■ INPUT ROWS:
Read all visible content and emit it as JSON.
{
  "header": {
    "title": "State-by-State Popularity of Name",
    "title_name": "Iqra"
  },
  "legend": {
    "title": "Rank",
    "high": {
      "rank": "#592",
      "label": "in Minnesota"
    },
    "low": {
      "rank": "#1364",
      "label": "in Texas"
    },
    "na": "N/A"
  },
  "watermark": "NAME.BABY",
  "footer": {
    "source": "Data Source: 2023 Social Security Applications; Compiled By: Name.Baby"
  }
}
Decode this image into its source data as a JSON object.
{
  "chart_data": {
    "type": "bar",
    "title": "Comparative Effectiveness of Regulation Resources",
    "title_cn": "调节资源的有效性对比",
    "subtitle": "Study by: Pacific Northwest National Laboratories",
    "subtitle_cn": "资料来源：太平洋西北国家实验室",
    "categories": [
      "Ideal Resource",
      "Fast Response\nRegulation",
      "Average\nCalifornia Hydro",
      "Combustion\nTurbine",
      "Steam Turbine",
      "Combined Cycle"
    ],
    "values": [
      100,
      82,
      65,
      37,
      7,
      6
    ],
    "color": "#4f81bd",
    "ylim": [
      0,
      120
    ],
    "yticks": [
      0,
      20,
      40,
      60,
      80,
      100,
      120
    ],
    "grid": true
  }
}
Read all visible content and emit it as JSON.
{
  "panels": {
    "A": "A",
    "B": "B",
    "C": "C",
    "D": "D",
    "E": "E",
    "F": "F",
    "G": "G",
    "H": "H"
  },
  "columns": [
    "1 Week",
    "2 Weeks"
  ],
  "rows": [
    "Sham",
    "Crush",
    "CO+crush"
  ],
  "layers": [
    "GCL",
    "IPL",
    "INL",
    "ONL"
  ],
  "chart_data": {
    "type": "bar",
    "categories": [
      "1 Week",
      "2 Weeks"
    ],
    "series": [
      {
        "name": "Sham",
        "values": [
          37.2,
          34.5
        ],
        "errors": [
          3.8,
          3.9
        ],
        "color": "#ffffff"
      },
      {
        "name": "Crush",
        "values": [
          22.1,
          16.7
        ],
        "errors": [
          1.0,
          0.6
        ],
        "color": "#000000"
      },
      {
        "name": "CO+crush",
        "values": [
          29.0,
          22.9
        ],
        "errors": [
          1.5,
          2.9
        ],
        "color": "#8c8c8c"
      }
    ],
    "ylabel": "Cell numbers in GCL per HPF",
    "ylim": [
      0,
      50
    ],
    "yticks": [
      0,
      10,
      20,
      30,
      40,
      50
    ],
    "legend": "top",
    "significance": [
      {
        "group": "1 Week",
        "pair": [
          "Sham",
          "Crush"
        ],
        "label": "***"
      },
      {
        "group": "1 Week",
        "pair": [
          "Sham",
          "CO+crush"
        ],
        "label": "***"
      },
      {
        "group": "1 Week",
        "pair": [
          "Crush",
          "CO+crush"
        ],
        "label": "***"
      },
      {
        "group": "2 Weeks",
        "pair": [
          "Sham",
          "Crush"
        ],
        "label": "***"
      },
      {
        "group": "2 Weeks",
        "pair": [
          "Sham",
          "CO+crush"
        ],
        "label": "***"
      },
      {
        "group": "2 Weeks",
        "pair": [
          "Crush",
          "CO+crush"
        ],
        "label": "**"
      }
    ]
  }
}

■ REQUIRED WORK:
Extract all of the data exactly as written.

■ THE REPLY:
Read all visible content and emit it as JSON.
{
  "header": {
    "title": "State-by-State Popularity of Name",
    "title_name": "Iqra"
  },
  "legend": {
    "title": "Rank",
    "high": {
      "rank": "#592",
      "label": "in Minnesota"
    },
    "low": {
      "rank": "#1364",
      "label": "in Texas"
    },
    "na": "N/A"
  },
  "watermark": "NAME.BABY",
  "footer": {
    "source": "Data Source: 2023 Social Security Applications; Compiled By: Name.Baby"
  }
}
Decode this image into its source data as a JSON object.
{
  "chart_data": {
    "type": "bar",
    "title": "Comparative Effectiveness of Regulation Resources",
    "title_cn": "调节资源的有效性对比",
    "subtitle": "Study by: Pacific Northwest National Laboratories",
    "subtitle_cn": "资料来源：太平洋西北国家实验室",
    "categories": [
      "Ideal Resource",
      "Fast Response\nRegulation",
      "Average\nCalifornia Hydro",
      "Combustion\nTurbine",
      "Steam Turbine",
      "Combined Cycle"
    ],
    "values": [
      100,
      82,
      65,
      37,
      7,
      6
    ],
    "color": "#4f81bd",
    "ylim": [
      0,
      120
    ],
    "yticks": [
      0,
      20,
      40,
      60,
      80,
      100,
      120
    ],
    "grid": true
  }
}
Read all visible content and emit it as JSON.
{
  "panels": {
    "A": "A",
    "B": "B",
    "C": "C",
    "D": "D",
    "E": "E",
    "F": "F",
    "G": "G",
    "H": "H"
  },
  "columns": [
    "1 Week",
    "2 Weeks"
  ],
  "rows": [
    "Sham",
    "Crush",
    "CO+crush"
  ],
  "layers": [
    "GCL",
    "IPL",
    "INL",
    "ONL"
  ],
  "chart_data": {
    "type": "bar",
    "categories": [
      "1 Week",
      "2 Weeks"
    ],
    "series": [
      {
        "name": "Sham",
        "values": [
          37.2,
          34.5
        ],
        "errors": [
          3.8,
          3.9
        ],
        "color": "#ffffff"
      },
      {
        "name": "Crush",
        "values": [
          22.1,
          16.7
        ],
        "errors": [
          1.0,
          0.6
        ],
        "color": "#000000"
      },
      {
        "name": "CO+crush",
        "values": [
          29.0,
          22.9
        ],
        "errors": [
          1.5,
          2.9
        ],
        "color": "#8c8c8c"
      }
    ],
    "ylabel": "Cell numbers in GCL per HPF",
    "ylim": [
      0,
      50
    ],
    "yticks": [
      0,
      10,
      20,
      30,
      40,
      50
    ],
    "legend": "top",
    "significance": [
      {
        "group": "1 Week",
        "pair": [
          "Sham",
          "Crush"
        ],
        "label": "***"
      },
      {
        "group": "1 Week",
        "pair": [
          "Sham",
          "CO+crush"
        ],
        "label": "***"
      },
      {
        "group": "1 Week",
        "pair": [
          "Crush",
          "CO+crush"
        ],
        "label": "***"
      },
      {
        "group": "2 Weeks",
        "pair": [
          "Sham",
          "Crush"
        ],
        "label": "***"
      },
      {
        "group": "2 Weeks",
        "pair": [
          "Sham",
          "CO+crush"
        ],
        "label": "***"
      },
      {
        "group": "2 Weeks",
        "pair": [
          "Crush",
          "CO+crush"
        ],
        "label": "**"
      }
    ]
  }
}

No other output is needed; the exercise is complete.